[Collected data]
^^^^^^^^^^^^^^^^

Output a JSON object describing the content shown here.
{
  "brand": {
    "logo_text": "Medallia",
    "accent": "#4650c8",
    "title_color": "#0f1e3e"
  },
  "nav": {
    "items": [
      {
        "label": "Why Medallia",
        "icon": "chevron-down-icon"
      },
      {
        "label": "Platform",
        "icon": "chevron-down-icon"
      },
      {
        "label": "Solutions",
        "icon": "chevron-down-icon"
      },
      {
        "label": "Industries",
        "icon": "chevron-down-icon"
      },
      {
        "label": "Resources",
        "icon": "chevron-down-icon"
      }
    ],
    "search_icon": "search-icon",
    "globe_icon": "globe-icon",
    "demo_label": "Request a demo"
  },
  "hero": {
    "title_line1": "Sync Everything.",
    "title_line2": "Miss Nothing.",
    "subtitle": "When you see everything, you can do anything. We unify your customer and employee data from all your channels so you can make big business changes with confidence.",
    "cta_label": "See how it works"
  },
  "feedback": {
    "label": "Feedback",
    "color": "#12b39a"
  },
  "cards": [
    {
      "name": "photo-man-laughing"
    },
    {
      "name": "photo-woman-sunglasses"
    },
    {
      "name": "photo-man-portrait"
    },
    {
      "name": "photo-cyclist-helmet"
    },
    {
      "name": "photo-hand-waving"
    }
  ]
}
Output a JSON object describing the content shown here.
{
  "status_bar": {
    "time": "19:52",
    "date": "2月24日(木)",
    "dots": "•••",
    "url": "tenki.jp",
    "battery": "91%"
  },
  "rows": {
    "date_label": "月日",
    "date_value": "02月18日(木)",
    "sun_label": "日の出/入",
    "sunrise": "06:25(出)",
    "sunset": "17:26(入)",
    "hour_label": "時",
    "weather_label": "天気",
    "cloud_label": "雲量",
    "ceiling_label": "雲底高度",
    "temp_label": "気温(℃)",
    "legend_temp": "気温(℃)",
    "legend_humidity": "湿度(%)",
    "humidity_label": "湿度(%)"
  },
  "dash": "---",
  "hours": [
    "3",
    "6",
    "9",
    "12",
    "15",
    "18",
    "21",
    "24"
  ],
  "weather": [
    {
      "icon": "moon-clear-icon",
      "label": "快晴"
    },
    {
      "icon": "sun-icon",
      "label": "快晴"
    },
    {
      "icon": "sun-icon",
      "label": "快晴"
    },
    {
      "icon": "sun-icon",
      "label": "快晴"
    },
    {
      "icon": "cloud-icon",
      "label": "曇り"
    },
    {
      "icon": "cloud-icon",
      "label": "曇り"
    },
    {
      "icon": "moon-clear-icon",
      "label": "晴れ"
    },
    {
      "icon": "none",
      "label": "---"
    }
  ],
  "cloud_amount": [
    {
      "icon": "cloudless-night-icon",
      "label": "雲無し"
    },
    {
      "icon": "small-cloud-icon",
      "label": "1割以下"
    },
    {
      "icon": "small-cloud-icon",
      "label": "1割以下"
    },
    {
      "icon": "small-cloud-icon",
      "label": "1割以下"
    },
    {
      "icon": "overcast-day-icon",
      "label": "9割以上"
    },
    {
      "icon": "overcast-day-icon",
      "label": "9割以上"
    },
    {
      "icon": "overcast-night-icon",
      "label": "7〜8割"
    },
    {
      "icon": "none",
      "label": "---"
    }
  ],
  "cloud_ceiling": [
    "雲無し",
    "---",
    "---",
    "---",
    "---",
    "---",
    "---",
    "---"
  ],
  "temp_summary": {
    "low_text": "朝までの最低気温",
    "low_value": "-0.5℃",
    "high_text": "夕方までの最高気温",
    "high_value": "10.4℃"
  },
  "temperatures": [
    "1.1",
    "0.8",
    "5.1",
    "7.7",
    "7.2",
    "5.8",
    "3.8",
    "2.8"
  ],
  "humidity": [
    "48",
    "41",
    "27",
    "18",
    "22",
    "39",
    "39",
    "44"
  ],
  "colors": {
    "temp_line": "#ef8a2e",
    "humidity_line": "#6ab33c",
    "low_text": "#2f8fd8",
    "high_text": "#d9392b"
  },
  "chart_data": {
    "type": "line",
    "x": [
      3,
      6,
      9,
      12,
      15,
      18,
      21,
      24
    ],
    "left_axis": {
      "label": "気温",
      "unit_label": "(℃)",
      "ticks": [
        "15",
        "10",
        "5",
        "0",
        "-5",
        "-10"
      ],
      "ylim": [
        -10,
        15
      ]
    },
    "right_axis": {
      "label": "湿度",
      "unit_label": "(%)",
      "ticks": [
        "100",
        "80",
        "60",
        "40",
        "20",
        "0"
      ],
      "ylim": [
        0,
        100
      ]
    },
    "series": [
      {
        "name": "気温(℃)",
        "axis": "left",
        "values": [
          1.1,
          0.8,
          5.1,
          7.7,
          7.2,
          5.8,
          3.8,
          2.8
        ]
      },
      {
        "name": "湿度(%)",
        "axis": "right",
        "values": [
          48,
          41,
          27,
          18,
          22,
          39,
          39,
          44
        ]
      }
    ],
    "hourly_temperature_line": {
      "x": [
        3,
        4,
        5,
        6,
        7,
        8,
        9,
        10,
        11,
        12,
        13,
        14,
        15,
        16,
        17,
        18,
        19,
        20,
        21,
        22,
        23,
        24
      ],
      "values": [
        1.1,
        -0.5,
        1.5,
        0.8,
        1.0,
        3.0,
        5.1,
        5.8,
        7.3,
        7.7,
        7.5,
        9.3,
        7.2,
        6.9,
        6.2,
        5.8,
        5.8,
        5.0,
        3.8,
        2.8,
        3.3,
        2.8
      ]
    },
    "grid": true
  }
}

^^^^^^^^^^^^^^^^

Short problem: The lines above should be duplicated exactly.

Written response:
Output a JSON object describing the content shown here.
{
  "brand": {
    "logo_text": "Medallia",
    "accent": "#4650c8",
    "title_color": "#0f1e3e"
  },
  "nav": {
    "items": [
      {
        "label": "Why Medallia",
        "icon": "chevron-down-icon"
      },
      {
        "label": "Platform",
        "icon": "chevron-down-icon"
      },
      {
        "label": "Solutions",
        "icon": "chevron-down-icon"
      },
      {
        "label": "Industries",
        "icon": "chevron-down-icon"
      },
      {
        "label": "Resources",
        "icon": "chevron-down-icon"
      }
    ],
    "search_icon": "search-icon",
    "globe_icon": "globe-icon",
    "demo_label": "Request a demo"
  },
  "hero": {
    "title_line1": "Sync Everything.",
    "title_line2": "Miss Nothing.",
    "subtitle": "When you see everything, you can do anything. We unify your customer and employee data from all your channels so you can make big business changes with confidence.",
    "cta_label": "See how it works"
  },
  "feedback": {
    "label": "Feedback",
    "color": "#12b39a"
  },
  "cards": [
    {
      "name": "photo-man-laughing"
    },
    {
      "name": "photo-woman-sunglasses"
    },
    {
      "name": "photo-man-portrait"
    },
    {
      "name": "photo-cyclist-helmet"
    },
    {
      "name": "photo-hand-waving"
    }
  ]
}
Output a JSON object describing the content shown here.
{
  "status_bar": {
    "time": "19:52",
    "date": "2月24日(木)",
    "dots": "•••",
    "url": "tenki.jp",
    "battery": "91%"
  },
  "rows": {
    "date_label": "月日",
    "date_value": "02月18日(木)",
    "sun_label": "日の出/入",
    "sunrise": "06:25(出)",
    "sunset": "17:26(入)",
    "hour_label": "時",
    "weather_label": "天気",
    "cloud_label": "雲量",
    "ceiling_label": "雲底高度",
    "temp_label": "気温(℃)",
    "legend_temp": "気温(℃)",
    "legend_humidity": "湿度(%)",
    "humidity_label": "湿度(%)"
  },
  "dash": "---",
  "hours": [
    "3",
    "6",
    "9",
    "12",
    "15",
    "18",
    "21",
    "24"
  ],
  "weather": [
    {
      "icon": "moon-clear-icon",
      "label": "快晴"
    },
    {
      "icon": "sun-icon",
      "label": "快晴"
    },
    {
      "icon": "sun-icon",
      "label": "快晴"
    },
    {
      "icon": "sun-icon",
      "label": "快晴"
    },
    {
      "icon": "cloud-icon",
      "label": "曇り"
    },
    {
      "icon": "cloud-icon",
      "label": "曇り"
    },
    {
      "icon": "moon-clear-icon",
      "label": "晴れ"
    },
    {
      "icon": "none",
      "label": "---"
    }
  ],
  "cloud_amount": [
    {
      "icon": "cloudless-night-icon",
      "label": "雲無し"
    },
    {
      "icon": "small-cloud-icon",
      "label": "1割以下"
    },
    {
      "icon": "small-cloud-icon",
      "label": "1割以下"
    },
    {
      "icon": "small-cloud-icon",
      "label": "1割以下"
    },
    {
      "icon": "overcast-day-icon",
      "label": "9割以上"
    },
    {
      "icon": "overcast-day-icon",
      "label": "9割以上"
    },
    {
      "icon": "overcast-night-icon",
      "label": "7〜8割"
    },
    {
      "icon": "none",
      "label": "---"
    }
  ],
  "cloud_ceiling": [
    "雲無し",
    "---",
    "---",
    "---",
    "---",
    "---",
    "---",
    "---"
  ],
  "temp_summary": {
    "low_text": "朝までの最低気温",
    "low_value": "-0.5℃",
    "high_text": "夕方までの最高気温",
    "high_value": "10.4℃"
  },
  "temperatures": [
    "1.1",
    "0.8",
    "5.1",
    "7.7",
    "7.2",
    "5.8",
    "3.8",
    "2.8"
  ],
  "humidity": [
    "48",
    "41",
    "27",
    "18",
    "22",
    "39",
    "39",
    "44"
  ],
  "colors": {
    "temp_line": "#ef8a2e",
    "humidity_line": "#6ab33c",
    "low_text": "#2f8fd8",
    "high_text": "#d9392b"
  },
  "chart_data": {
    "type": "line",
    "x": [
      3,
      6,
      9,
      12,
      15,
      18,
      21,
      24
    ],
    "left_axis": {
      "label": "気温",
      "unit_label": "(℃)",
      "ticks": [
        "15",
        "10",
        "5",
        "0",
        "-5",
        "-10"
      ],
      "ylim": [
        -10,
        15
      ]
    },
    "right_axis": {
      "label": "湿度",
      "unit_label": "(%)",
      "ticks": [
        "100",
        "80",
        "60",
        "40",
        "20",
        "0"
      ],
      "ylim": [
        0,
        100
      ]
    },
    "series": [
      {
        "name": "気温(℃)",
        "axis": "left",
        "values": [
          1.1,
          0.8,
          5.1,
          7.7,
          7.2,
          5.8,
          3.8,
          2.8
        ]
      },
      {
        "name": "湿度(%)",
        "axis": "right",
        "values": [
          48,
          41,
          27,
          18,
          22,
          39,
          39,
          44
        ]
      }
    ],
    "hourly_temperature_line": {
      "x": [
        3,
        4,
        5,
        6,
        7,
        8,
        9,
        10,
        11,
        12,
        13,
        14,
        15,
        16,
        17,
        18,
        19,
        20,
        21,
        22,
        23,
        24
      ],
      "values": [
        1.1,
        -0.5,
        1.5,
        0.8,
        1.0,
        3.0,
        5.1,
        5.8,
        7.3,
        7.7,
        7.5,
        9.3,
        7.2,
        6.9,
        6.2,
        5.8,
        5.8,
        5.0,
        3.8,
        2.8,
        3.3,
        2.8
      ]
    },
    "grid": true
  }
}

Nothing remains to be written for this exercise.